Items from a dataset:
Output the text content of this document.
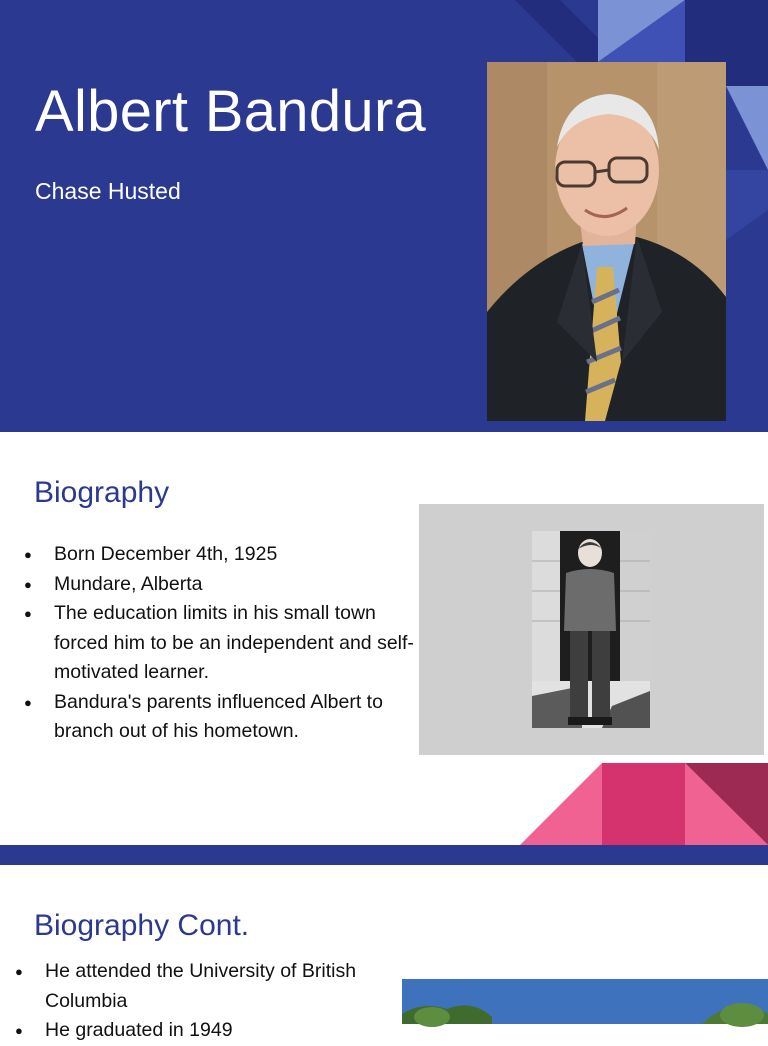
Albert Bandura

Chase Husted

Biography
● Born December 4th, 1925
● Mundare, Alberta
● The education limits in his small town forced him to be an independent and self-motivated learner.
● Bandura's parents influenced Albert to branch out of his hometown.
Biography Cont.
● He attended the University of British Columbia
● He graduated in 1949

**Task description:** Give every record back exactly as it reads, with no images.

**Output below:**
Output the text content of this document.
Albert Bandura

Chase Husted

Biography
● Born December 4th, 1925
● Mundare, Alberta
● The education limits in his small town forced him to be an independent and self-motivated learner.
● Bandura's parents influenced Albert to branch out of his hometown.
Biography Cont.
● He attended the University of British Columbia
● He graduated in 1949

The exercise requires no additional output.